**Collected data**
━━━━━━━━━━━━━━━━
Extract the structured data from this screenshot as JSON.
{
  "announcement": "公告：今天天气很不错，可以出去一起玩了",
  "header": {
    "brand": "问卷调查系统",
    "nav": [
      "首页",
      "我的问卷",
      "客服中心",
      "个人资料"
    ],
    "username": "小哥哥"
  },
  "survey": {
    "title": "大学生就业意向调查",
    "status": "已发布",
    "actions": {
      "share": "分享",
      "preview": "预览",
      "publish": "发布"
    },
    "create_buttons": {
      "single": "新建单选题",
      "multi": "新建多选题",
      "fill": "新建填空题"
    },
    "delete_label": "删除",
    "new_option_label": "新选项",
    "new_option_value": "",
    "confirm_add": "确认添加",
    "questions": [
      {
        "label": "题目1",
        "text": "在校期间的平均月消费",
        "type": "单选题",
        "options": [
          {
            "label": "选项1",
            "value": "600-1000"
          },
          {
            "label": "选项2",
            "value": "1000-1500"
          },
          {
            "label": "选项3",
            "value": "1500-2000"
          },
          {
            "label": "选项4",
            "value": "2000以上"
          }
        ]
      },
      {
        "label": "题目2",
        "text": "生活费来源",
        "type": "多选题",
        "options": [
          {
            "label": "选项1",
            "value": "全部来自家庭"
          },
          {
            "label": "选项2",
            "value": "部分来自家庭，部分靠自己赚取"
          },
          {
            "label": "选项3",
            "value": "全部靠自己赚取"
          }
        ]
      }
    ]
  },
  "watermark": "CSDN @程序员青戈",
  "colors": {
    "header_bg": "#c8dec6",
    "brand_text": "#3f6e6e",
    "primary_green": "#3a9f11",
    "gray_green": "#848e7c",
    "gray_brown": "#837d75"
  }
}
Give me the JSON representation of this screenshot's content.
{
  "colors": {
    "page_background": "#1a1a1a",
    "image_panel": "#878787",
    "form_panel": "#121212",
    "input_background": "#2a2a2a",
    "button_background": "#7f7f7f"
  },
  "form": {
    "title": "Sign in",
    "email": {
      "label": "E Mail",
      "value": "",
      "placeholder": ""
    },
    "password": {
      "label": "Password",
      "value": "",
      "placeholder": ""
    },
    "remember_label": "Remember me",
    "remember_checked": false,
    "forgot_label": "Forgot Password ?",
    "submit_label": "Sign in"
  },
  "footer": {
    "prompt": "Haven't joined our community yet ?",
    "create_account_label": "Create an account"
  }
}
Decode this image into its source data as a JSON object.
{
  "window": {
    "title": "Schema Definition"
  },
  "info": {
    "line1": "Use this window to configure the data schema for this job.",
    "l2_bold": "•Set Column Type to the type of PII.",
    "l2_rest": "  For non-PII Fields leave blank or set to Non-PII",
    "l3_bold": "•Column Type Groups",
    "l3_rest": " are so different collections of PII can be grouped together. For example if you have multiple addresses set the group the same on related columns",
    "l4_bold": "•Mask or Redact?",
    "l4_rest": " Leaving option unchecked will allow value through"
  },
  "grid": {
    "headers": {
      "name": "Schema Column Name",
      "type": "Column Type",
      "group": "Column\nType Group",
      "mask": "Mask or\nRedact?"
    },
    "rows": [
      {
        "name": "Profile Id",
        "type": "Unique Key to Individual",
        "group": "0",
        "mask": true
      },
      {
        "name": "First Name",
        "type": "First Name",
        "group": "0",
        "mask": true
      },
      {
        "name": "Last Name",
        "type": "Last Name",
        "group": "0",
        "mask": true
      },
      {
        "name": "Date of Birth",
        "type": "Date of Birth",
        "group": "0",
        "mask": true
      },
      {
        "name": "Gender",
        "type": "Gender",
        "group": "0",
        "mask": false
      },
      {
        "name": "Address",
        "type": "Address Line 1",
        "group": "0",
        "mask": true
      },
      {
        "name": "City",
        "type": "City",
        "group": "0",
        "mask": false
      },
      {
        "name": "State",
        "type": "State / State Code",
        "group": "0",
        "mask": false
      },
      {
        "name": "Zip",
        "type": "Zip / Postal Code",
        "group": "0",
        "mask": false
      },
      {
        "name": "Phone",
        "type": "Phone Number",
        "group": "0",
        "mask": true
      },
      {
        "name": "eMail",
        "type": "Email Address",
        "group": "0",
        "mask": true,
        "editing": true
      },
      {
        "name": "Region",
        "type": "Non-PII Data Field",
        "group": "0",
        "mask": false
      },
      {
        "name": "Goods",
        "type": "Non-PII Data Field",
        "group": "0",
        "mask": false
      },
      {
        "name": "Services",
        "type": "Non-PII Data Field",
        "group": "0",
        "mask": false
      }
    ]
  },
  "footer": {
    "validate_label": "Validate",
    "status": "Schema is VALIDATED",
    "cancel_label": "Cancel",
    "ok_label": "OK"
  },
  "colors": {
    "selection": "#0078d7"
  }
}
━━━━━━━━━━━━━━━━
**Objective**
Search the lines for "status". Copy each line that has it.

**Exercise answer**
    "status": "已发布",
    "status": "Schema is VALIDATED",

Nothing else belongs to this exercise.